── The data
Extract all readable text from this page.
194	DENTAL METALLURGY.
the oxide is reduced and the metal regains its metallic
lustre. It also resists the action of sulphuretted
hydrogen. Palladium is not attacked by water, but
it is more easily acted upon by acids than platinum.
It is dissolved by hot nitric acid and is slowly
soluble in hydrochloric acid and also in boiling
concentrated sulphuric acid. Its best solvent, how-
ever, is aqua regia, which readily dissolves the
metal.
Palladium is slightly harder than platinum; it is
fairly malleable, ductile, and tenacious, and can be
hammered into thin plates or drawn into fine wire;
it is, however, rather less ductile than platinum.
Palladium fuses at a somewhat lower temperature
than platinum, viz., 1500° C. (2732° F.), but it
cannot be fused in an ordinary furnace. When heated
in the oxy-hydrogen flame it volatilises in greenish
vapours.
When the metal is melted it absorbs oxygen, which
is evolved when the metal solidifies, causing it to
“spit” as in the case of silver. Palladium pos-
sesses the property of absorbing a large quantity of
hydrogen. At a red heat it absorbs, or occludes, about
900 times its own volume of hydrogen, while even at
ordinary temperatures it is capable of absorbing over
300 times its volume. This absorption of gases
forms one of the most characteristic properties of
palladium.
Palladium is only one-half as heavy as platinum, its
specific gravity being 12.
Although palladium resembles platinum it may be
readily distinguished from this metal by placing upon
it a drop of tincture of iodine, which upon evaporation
────
_What the task asks_
Report each line of the material above where the word "absorbs" appears.

_Finished exercise_
When the metal is melted it absorbs oxygen, which
hydrogen. At a red heat it absorbs, or occludes, about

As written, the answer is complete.